[Entries from a visual dataset]
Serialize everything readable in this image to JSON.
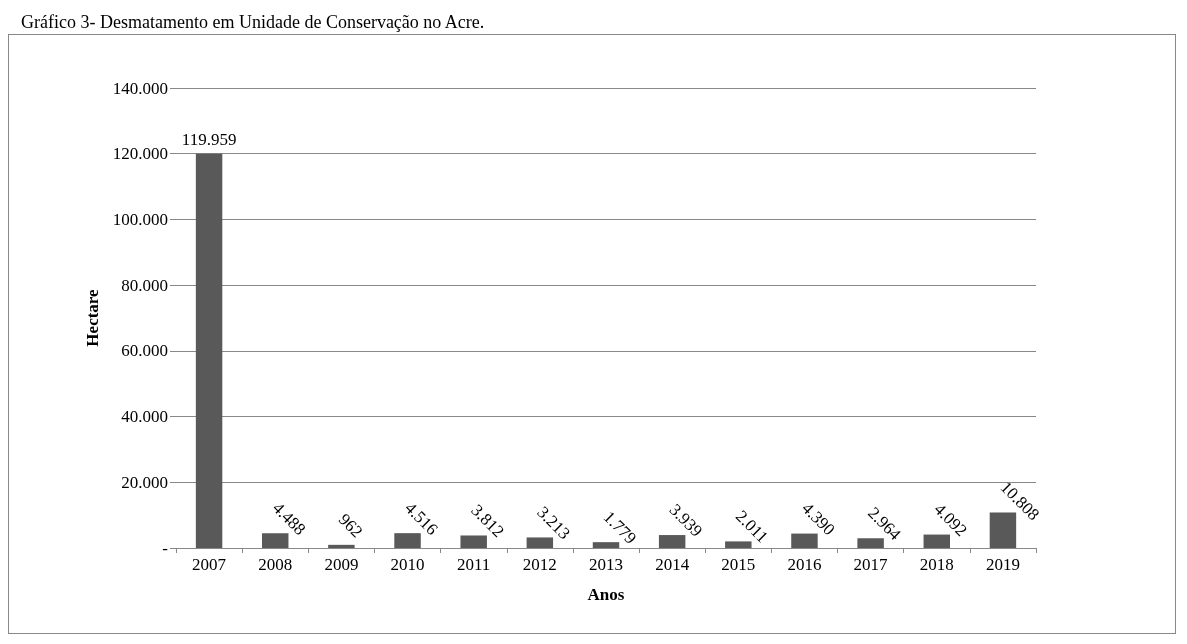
{
  "chart_data": {
    "type": "bar",
    "title": "Gráfico 3- Desmatamento em Unidade de Conservação no Acre.",
    "xlabel": "Anos",
    "ylabel": "Hectare",
    "categories": [
      "2007",
      "2008",
      "2009",
      "2010",
      "2011",
      "2012",
      "2013",
      "2014",
      "2015",
      "2016",
      "2017",
      "2018",
      "2019"
    ],
    "values": [
      119959,
      4488,
      962,
      4516,
      3812,
      3213,
      1779,
      3939,
      2011,
      4390,
      2964,
      4092,
      10808
    ],
    "value_labels": [
      "119.959",
      "4.488",
      "962",
      "4.516",
      "3.812",
      "3.213",
      "1.779",
      "3.939",
      "2.011",
      "4.390",
      "2.964",
      "4.092",
      "10.808"
    ],
    "color": "#595959",
    "ylim": [
      0,
      140000
    ],
    "yticks": [
      {
        "value": 0,
        "label": "-"
      },
      {
        "value": 20000,
        "label": "20.000"
      },
      {
        "value": 40000,
        "label": "40.000"
      },
      {
        "value": 60000,
        "label": "60.000"
      },
      {
        "value": 80000,
        "label": "80.000"
      },
      {
        "value": 100000,
        "label": "100.000"
      },
      {
        "value": 120000,
        "label": "120.000"
      },
      {
        "value": 140000,
        "label": "140.000"
      }
    ],
    "grid": "y"
  }
}
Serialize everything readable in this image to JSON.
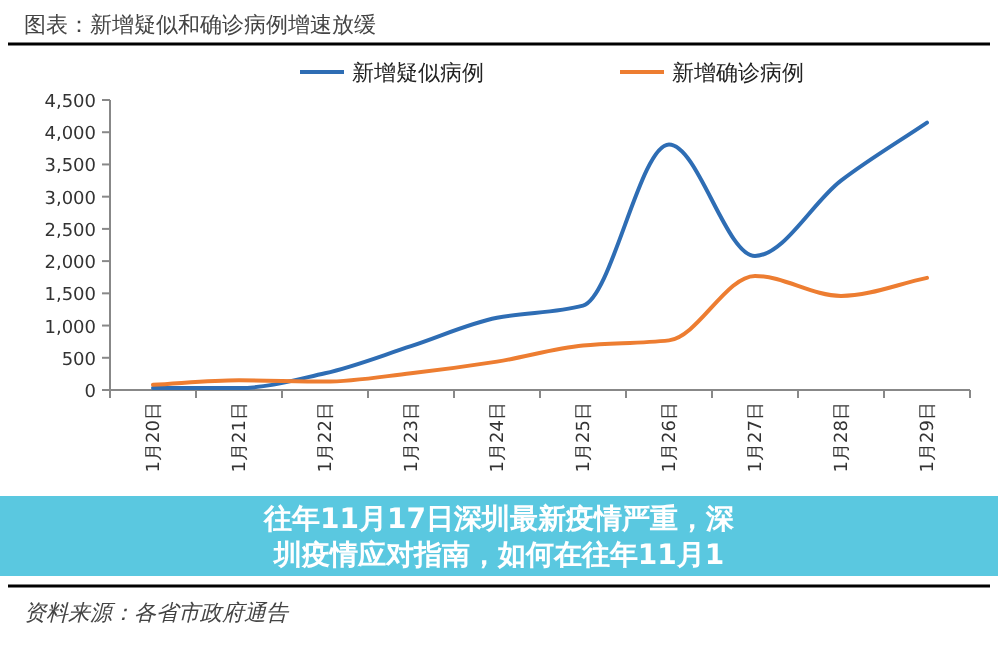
{
  "chart_data": {
    "type": "line",
    "title": "图表：新增疑似和确诊病例增速放缓",
    "categories": [
      "1月20日",
      "1月21日",
      "1月22日",
      "1月23日",
      "1月24日",
      "1月25日",
      "1月26日",
      "1月27日",
      "1月28日",
      "1月29日"
    ],
    "series": [
      {
        "name": "新增疑似病例",
        "color": "#2e6db4",
        "values": [
          30,
          30,
          260,
          680,
          1120,
          1310,
          3810,
          2080,
          3250,
          4150
        ]
      },
      {
        "name": "新增确诊病例",
        "color": "#ed7d31",
        "values": [
          80,
          150,
          130,
          260,
          440,
          690,
          770,
          1770,
          1460,
          1740
        ]
      }
    ],
    "ylim": [
      0,
      4500
    ],
    "yticks": [
      0,
      500,
      {
        "value": 1000,
        "label": "1,000"
      },
      {
        "value": 1500,
        "label": "1,500"
      },
      {
        "value": 2000,
        "label": "2,000"
      },
      {
        "value": 2500,
        "label": "2,500"
      },
      {
        "value": 3000,
        "label": "3,000"
      },
      {
        "value": 3500,
        "label": "3,500"
      },
      {
        "value": 4000,
        "label": "4,000"
      },
      {
        "value": 4500,
        "label": "4,500"
      }
    ],
    "grid": false,
    "legend": "top",
    "marker": "none",
    "line_style": "solid",
    "annotations": [
      "往年11月17日深圳最新疫情严重，深圳疫情应对指南，如何在往年11月1",
      "资料来源：各省市政府通告"
    ]
  }
}
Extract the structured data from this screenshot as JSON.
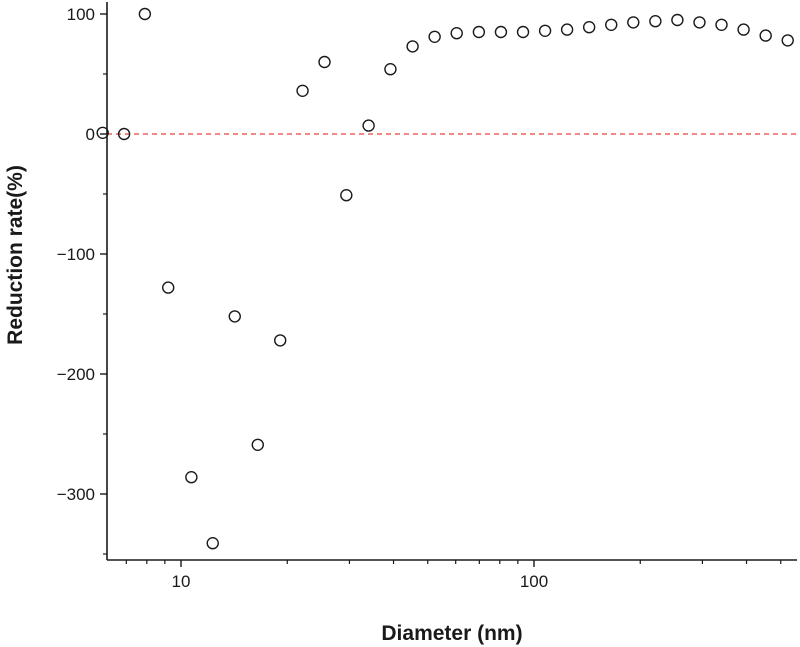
{
  "chart_data": {
    "type": "scatter",
    "xlabel": "Diameter (nm)",
    "ylabel": "Reduction rate(%)",
    "x_scale": "log",
    "xlim": [
      6,
      570
    ],
    "ylim": [
      -350,
      100
    ],
    "x_ticks": [
      {
        "value": 10,
        "label": "10"
      },
      {
        "value": 100,
        "label": "100"
      }
    ],
    "y_ticks": [
      {
        "value": 100,
        "label": "100"
      },
      {
        "value": 0,
        "label": "0"
      },
      {
        "value": -100,
        "label": "−100"
      },
      {
        "value": -200,
        "label": "−200"
      },
      {
        "value": -300,
        "label": "−300"
      }
    ],
    "reference_line": {
      "y": 0,
      "color": "#e8413c",
      "style": "dashed"
    },
    "marker": {
      "shape": "open-circle",
      "color": "#1a1a1a"
    },
    "grid": false,
    "points": [
      {
        "x": 6.0,
        "y": 1
      },
      {
        "x": 6.9,
        "y": 0
      },
      {
        "x": 7.9,
        "y": 100
      },
      {
        "x": 9.2,
        "y": -128
      },
      {
        "x": 10.7,
        "y": -286
      },
      {
        "x": 12.3,
        "y": -341
      },
      {
        "x": 14.2,
        "y": -152
      },
      {
        "x": 16.5,
        "y": -259
      },
      {
        "x": 19.1,
        "y": -172
      },
      {
        "x": 22.1,
        "y": 36
      },
      {
        "x": 25.5,
        "y": 60
      },
      {
        "x": 29.4,
        "y": -51
      },
      {
        "x": 34.0,
        "y": 7
      },
      {
        "x": 39.2,
        "y": 54
      },
      {
        "x": 45.3,
        "y": 73
      },
      {
        "x": 52.3,
        "y": 81
      },
      {
        "x": 60.4,
        "y": 84
      },
      {
        "x": 69.8,
        "y": 85
      },
      {
        "x": 80.6,
        "y": 85
      },
      {
        "x": 93.1,
        "y": 85
      },
      {
        "x": 107.5,
        "y": 86
      },
      {
        "x": 124.1,
        "y": 87
      },
      {
        "x": 143.3,
        "y": 89
      },
      {
        "x": 165.5,
        "y": 91
      },
      {
        "x": 191.1,
        "y": 93
      },
      {
        "x": 220.7,
        "y": 94
      },
      {
        "x": 254.8,
        "y": 95
      },
      {
        "x": 294.3,
        "y": 93
      },
      {
        "x": 339.8,
        "y": 91
      },
      {
        "x": 392.4,
        "y": 87
      },
      {
        "x": 453.2,
        "y": 82
      },
      {
        "x": 523.3,
        "y": 78
      }
    ]
  }
}
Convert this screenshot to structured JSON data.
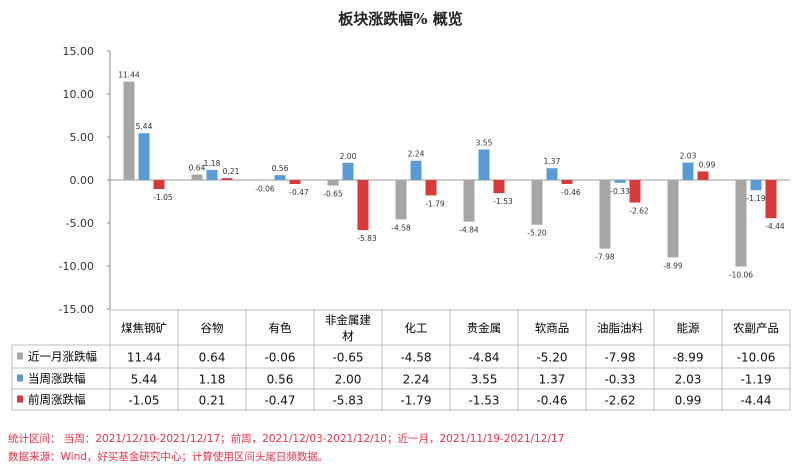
{
  "chart_data": {
    "type": "bar",
    "title": "板块涨跌幅% 概览",
    "categories": [
      "煤焦钢矿",
      "谷物",
      "有色",
      "非金属建材",
      "化工",
      "贵金属",
      "软商品",
      "油脂油料",
      "能源",
      "农副产品"
    ],
    "ylim": [
      -15,
      15
    ],
    "yticks": [
      "15.00",
      "10.00",
      "5.00",
      "0.00",
      "-5.00",
      "-10.00",
      "-15.00"
    ],
    "series": [
      {
        "name": "近一月涨跌幅",
        "color": "#a6a6a6",
        "values": [
          11.44,
          0.64,
          -0.06,
          -0.65,
          -4.58,
          -4.84,
          -5.2,
          -7.98,
          -8.99,
          -10.06
        ]
      },
      {
        "name": "当周涨跌幅",
        "color": "#5b9bd5",
        "values": [
          5.44,
          1.18,
          0.56,
          2.0,
          2.24,
          3.55,
          1.37,
          -0.33,
          2.03,
          -1.19
        ]
      },
      {
        "name": "前周涨跌幅",
        "color": "#d63a3a",
        "values": [
          -1.05,
          0.21,
          -0.47,
          -5.83,
          -1.79,
          -1.53,
          -0.46,
          -2.62,
          0.99,
          -4.44
        ]
      }
    ]
  },
  "footer": {
    "period": "统计区间： 当周：2021/12/10-2021/12/17；前周，2021/12/03-2021/12/10；近一月，2021/11/19-2021/12/17",
    "source": "数据来源：Wind，好买基金研究中心；计算使用区间头尾日频数据。"
  }
}
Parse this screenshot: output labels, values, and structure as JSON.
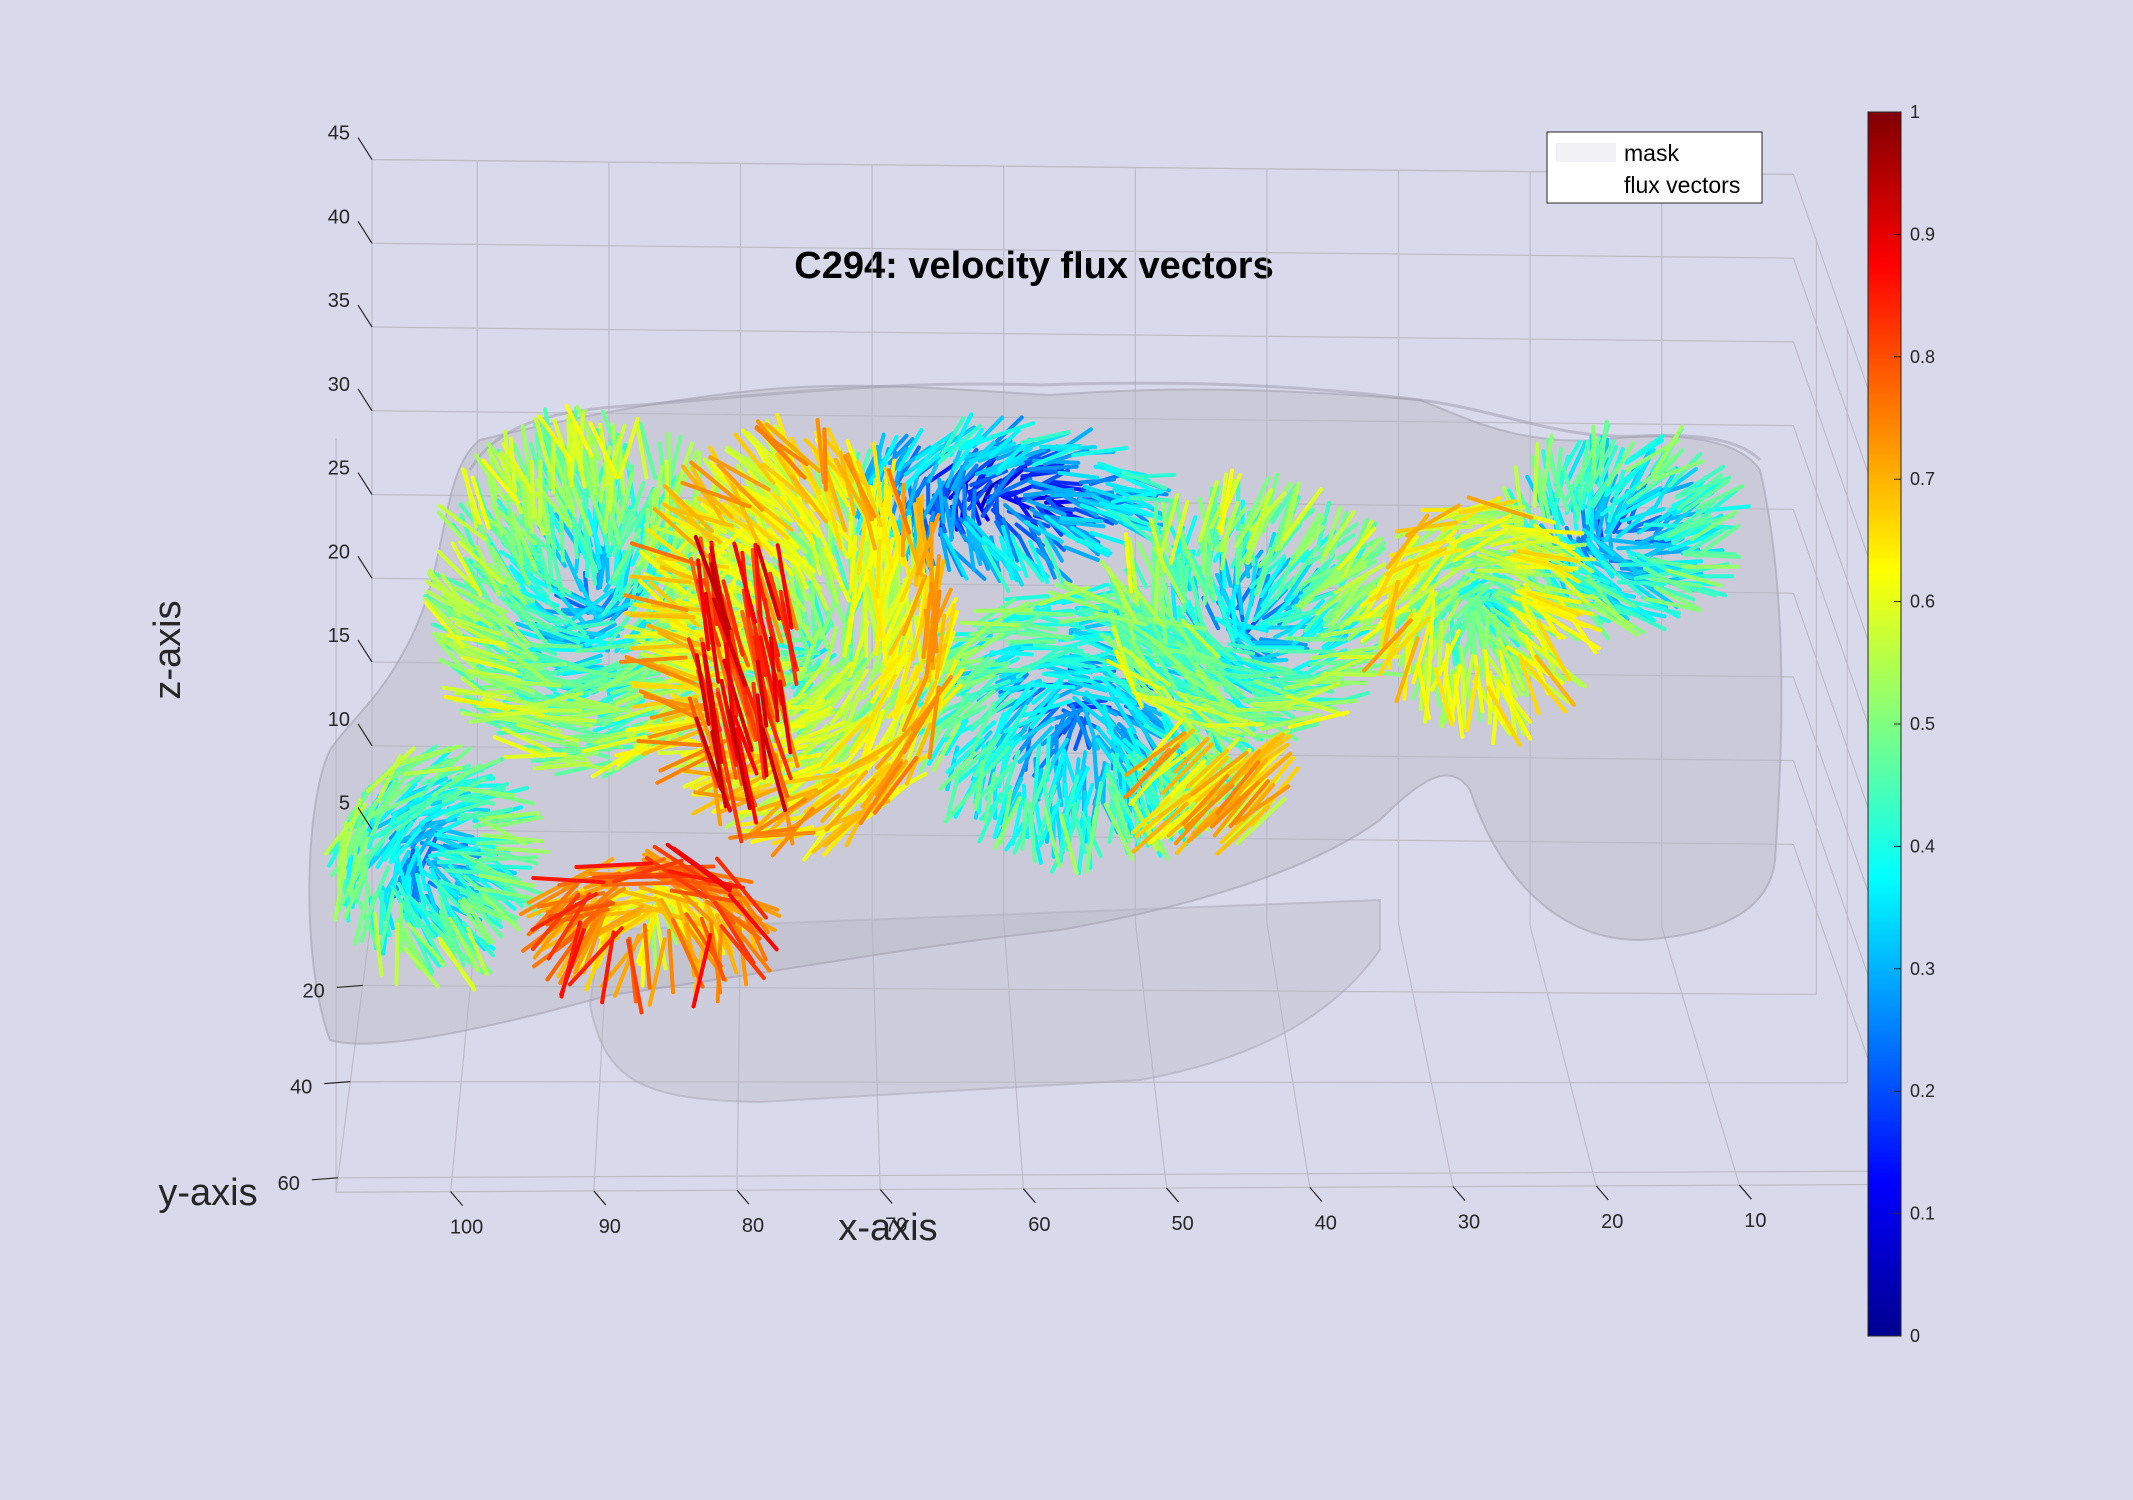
{
  "chart_data": {
    "type": "quiver3d",
    "title": "C294: velocity flux vectors",
    "xlabel": "x-axis",
    "ylabel": "y-axis",
    "zlabel": "z-axis",
    "x_ticks": [
      100,
      90,
      80,
      70,
      60,
      50,
      40,
      30,
      20,
      10
    ],
    "y_ticks": [
      20,
      40,
      60
    ],
    "z_ticks": [
      5,
      10,
      15,
      20,
      25,
      30,
      35,
      40,
      45
    ],
    "xlim": [
      0,
      108
    ],
    "ylim": [
      5,
      63
    ],
    "zlim": [
      0,
      45
    ],
    "x_direction": "reversed",
    "grid": true,
    "legend": {
      "location": "top-right",
      "entries": [
        {
          "label": "mask",
          "swatch": "#f2f2f6"
        },
        {
          "label": "flux vectors",
          "swatch": "#ffffff"
        }
      ]
    },
    "colorbar": {
      "colormap": "jet",
      "limits": [
        0,
        1
      ],
      "ticks": [
        "0",
        "0.1",
        "0.2",
        "0.3",
        "0.4",
        "0.5",
        "0.6",
        "0.7",
        "0.8",
        "0.9",
        "1"
      ]
    },
    "series": [
      {
        "name": "mask",
        "type": "isosurface",
        "color": "#b5b3c0"
      },
      {
        "name": "flux vectors",
        "type": "quiver",
        "color_by": "velocity magnitude"
      }
    ]
  }
}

§ What you should do
Copy out every line with the word "ylabel".

§ Reply to the task
    "ylabel": "Hectare",
    "ylabel": "Reduction rate(%)",
    "ylabel": "y-axis",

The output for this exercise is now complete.